TASK TO CARRY OUT:
Reproduce each line of the material precisely.
===== DATA FOR THE TASK
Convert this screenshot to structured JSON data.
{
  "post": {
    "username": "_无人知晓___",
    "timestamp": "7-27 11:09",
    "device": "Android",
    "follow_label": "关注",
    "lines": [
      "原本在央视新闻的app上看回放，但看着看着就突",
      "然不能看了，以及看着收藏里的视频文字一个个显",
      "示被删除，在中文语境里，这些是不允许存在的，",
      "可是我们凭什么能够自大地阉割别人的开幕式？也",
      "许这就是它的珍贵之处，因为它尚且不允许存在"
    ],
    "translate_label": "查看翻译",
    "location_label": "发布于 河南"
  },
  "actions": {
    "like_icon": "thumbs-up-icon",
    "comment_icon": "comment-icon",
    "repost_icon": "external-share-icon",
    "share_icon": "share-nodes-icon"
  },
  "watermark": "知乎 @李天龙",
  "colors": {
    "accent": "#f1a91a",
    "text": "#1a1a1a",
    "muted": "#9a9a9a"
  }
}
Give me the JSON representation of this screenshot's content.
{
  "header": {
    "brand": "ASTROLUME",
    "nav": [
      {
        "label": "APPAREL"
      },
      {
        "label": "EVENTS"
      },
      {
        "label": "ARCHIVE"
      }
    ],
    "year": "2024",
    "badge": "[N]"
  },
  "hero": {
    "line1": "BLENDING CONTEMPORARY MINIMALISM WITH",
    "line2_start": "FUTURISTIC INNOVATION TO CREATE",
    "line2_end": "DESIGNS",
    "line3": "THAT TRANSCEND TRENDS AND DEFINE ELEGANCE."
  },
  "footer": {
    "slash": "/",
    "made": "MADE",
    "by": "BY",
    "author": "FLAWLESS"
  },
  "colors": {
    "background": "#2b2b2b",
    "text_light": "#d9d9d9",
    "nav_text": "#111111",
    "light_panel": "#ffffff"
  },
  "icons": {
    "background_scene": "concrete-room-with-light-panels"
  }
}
==========
SOLVED EXERCISE:
Convert this screenshot to structured JSON data.
{
  "post": {
    "username": "_无人知晓___",
    "timestamp": "7-27 11:09",
    "device": "Android",
    "follow_label": "关注",
    "lines": [
      "原本在央视新闻的app上看回放，但看着看着就突",
      "然不能看了，以及看着收藏里的视频文字一个个显",
      "示被删除，在中文语境里，这些是不允许存在的，",
      "可是我们凭什么能够自大地阉割别人的开幕式？也",
      "许这就是它的珍贵之处，因为它尚且不允许存在"
    ],
    "translate_label": "查看翻译",
    "location_label": "发布于 河南"
  },
  "actions": {
    "like_icon": "thumbs-up-icon",
    "comment_icon": "comment-icon",
    "repost_icon": "external-share-icon",
    "share_icon": "share-nodes-icon"
  },
  "watermark": "知乎 @李天龙",
  "colors": {
    "accent": "#f1a91a",
    "text": "#1a1a1a",
    "muted": "#9a9a9a"
  }
}
Give me the JSON representation of this screenshot's content.
{
  "header": {
    "brand": "ASTROLUME",
    "nav": [
      {
        "label": "APPAREL"
      },
      {
        "label": "EVENTS"
      },
      {
        "label": "ARCHIVE"
      }
    ],
    "year": "2024",
    "badge": "[N]"
  },
  "hero": {
    "line1": "BLENDING CONTEMPORARY MINIMALISM WITH",
    "line2_start": "FUTURISTIC INNOVATION TO CREATE",
    "line2_end": "DESIGNS",
    "line3": "THAT TRANSCEND TRENDS AND DEFINE ELEGANCE."
  },
  "footer": {
    "slash": "/",
    "made": "MADE",
    "by": "BY",
    "author": "FLAWLESS"
  },
  "colors": {
    "background": "#2b2b2b",
    "text_light": "#d9d9d9",
    "nav_text": "#111111",
    "light_panel": "#ffffff"
  },
  "icons": {
    "background_scene": "concrete-room-with-light-panels"
  }
}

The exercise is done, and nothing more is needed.